◆ **Task requirements**
Copy out all lines with the word "text" in them.

◆ **Listed entries**
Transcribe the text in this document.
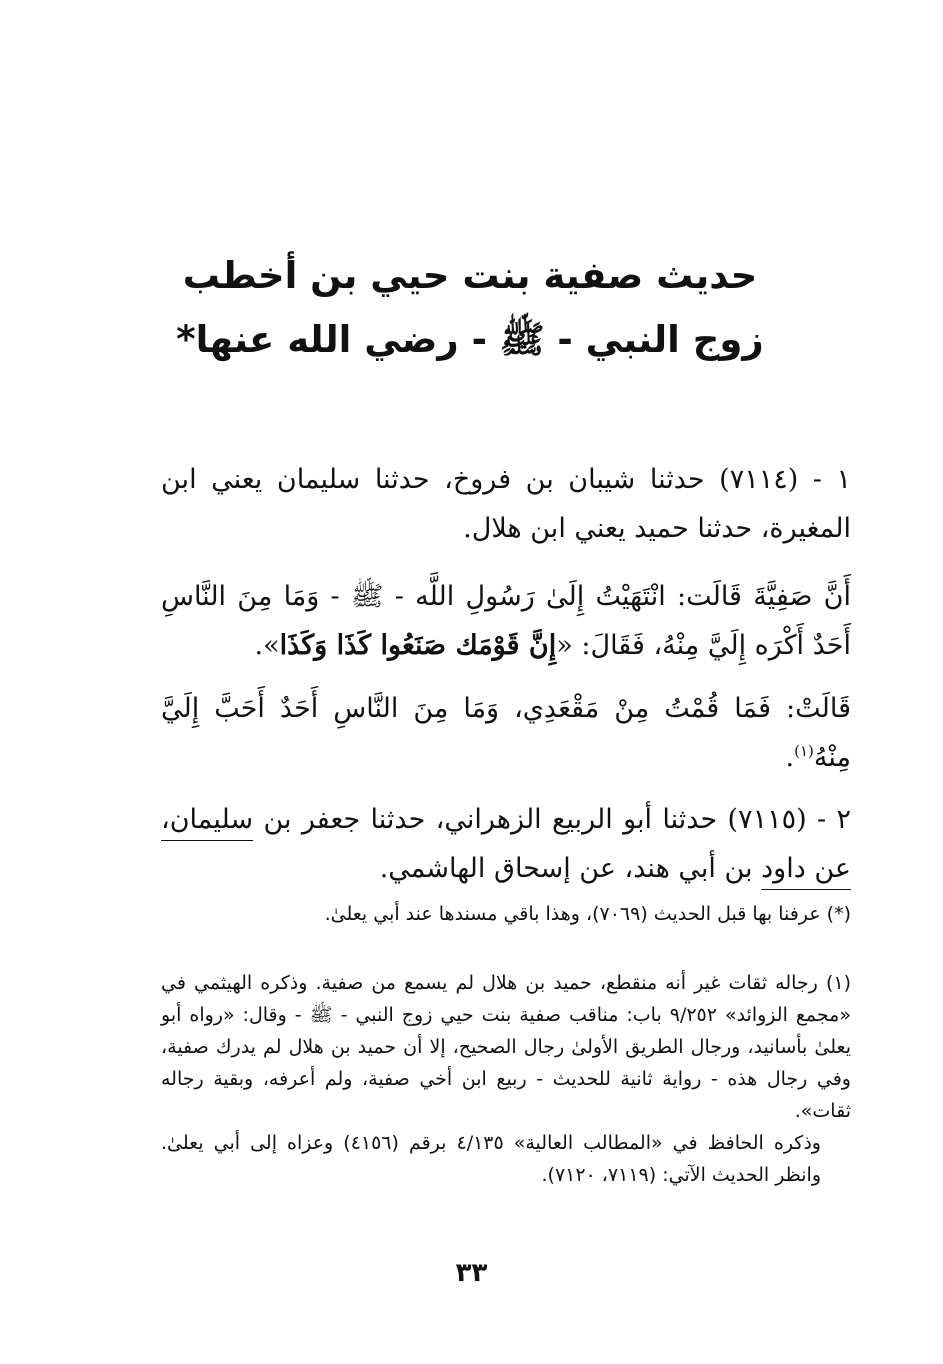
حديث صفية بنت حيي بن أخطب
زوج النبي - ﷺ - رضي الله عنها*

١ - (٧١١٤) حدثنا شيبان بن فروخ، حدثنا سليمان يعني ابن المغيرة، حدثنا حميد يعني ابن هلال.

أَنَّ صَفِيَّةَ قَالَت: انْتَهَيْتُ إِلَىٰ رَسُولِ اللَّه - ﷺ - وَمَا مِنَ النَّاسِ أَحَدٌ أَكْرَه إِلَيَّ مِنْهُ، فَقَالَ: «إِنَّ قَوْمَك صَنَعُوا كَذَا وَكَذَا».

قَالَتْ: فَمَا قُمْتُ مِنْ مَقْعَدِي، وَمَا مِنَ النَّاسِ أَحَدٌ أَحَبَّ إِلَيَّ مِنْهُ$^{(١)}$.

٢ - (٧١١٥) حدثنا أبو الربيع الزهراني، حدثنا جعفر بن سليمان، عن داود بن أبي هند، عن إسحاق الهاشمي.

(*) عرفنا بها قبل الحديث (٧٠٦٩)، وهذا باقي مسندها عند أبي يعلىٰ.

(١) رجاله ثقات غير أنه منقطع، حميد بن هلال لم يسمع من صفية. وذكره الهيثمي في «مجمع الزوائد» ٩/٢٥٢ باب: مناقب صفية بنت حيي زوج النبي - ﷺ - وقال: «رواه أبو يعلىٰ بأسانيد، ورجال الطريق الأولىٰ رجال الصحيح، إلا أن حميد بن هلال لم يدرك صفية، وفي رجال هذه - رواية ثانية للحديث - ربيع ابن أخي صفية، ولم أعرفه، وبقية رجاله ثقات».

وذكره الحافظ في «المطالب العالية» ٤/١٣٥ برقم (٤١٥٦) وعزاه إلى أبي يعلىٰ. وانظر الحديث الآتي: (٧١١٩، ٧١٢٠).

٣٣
==
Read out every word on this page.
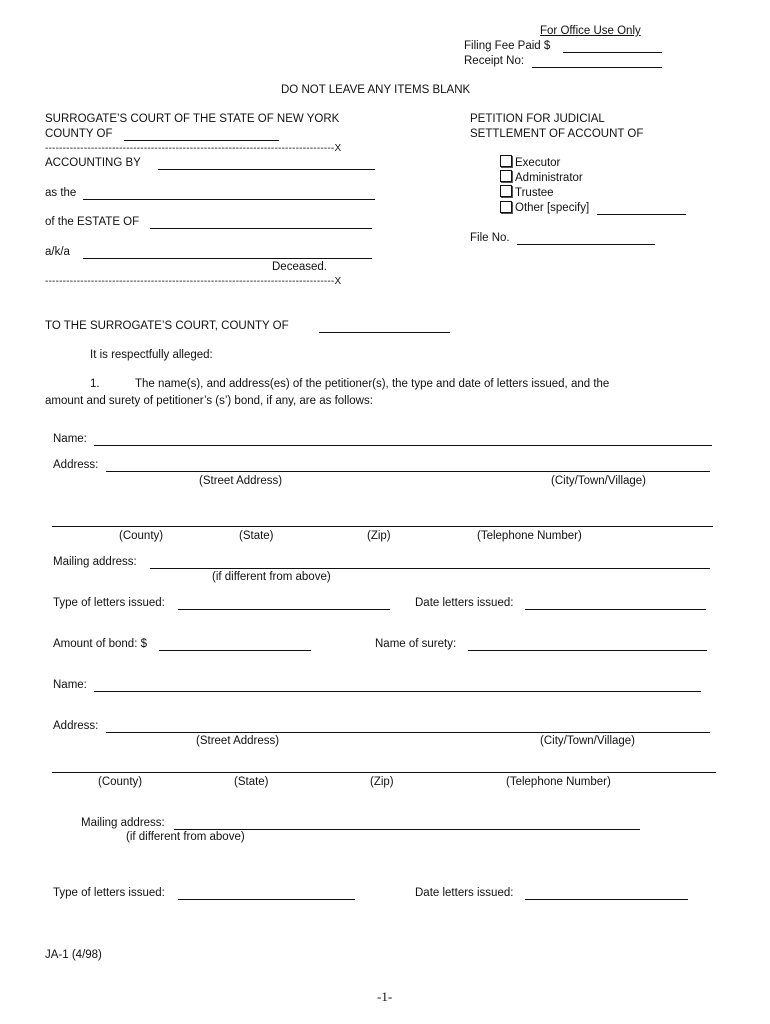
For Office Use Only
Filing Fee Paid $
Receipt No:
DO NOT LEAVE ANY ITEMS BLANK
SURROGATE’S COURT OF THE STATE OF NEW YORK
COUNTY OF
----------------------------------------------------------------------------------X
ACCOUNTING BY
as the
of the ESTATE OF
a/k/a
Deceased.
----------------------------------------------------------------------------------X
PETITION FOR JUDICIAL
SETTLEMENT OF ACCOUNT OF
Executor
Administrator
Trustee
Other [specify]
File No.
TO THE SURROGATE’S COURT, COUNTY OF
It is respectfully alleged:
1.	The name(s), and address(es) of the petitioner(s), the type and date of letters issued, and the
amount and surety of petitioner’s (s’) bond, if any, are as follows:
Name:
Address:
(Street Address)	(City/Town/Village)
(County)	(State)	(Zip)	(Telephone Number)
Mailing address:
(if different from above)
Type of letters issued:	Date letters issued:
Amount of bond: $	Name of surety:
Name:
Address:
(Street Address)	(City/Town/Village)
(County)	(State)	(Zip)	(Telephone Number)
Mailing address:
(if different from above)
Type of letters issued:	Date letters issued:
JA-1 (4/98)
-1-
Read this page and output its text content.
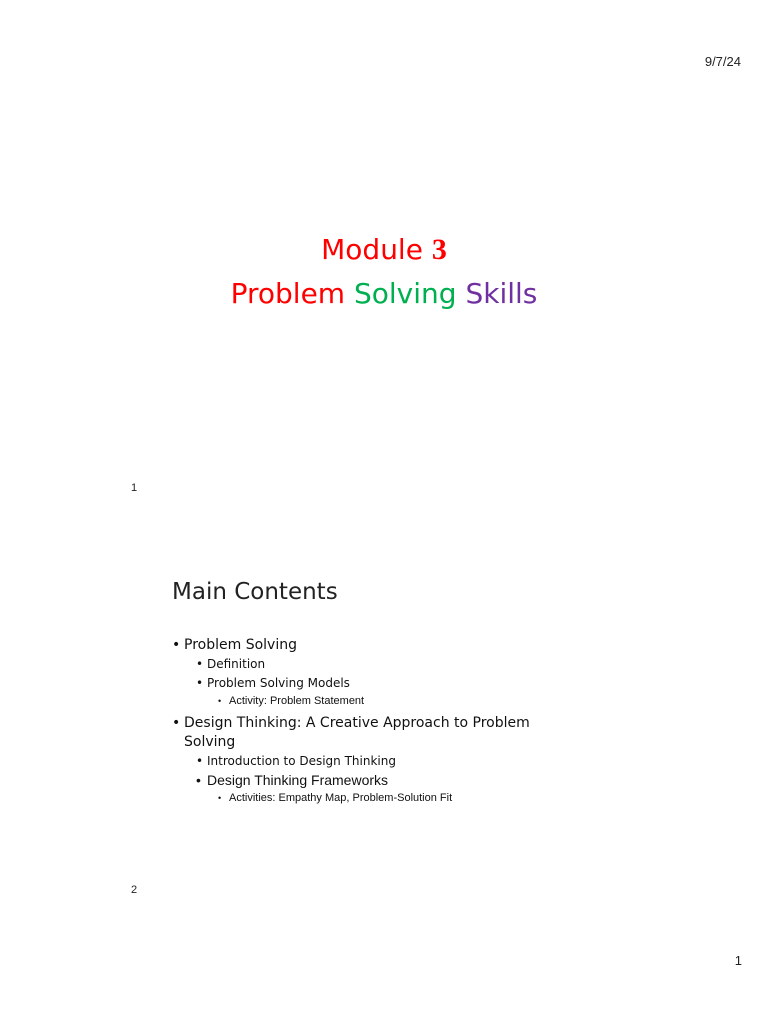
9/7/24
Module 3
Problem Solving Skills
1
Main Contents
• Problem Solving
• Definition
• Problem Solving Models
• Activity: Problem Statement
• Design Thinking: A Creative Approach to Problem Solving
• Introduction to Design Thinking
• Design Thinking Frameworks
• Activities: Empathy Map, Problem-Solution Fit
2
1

◆ **Result for this exercise**
Transcribe the text in this document.
Read this page and output its text content.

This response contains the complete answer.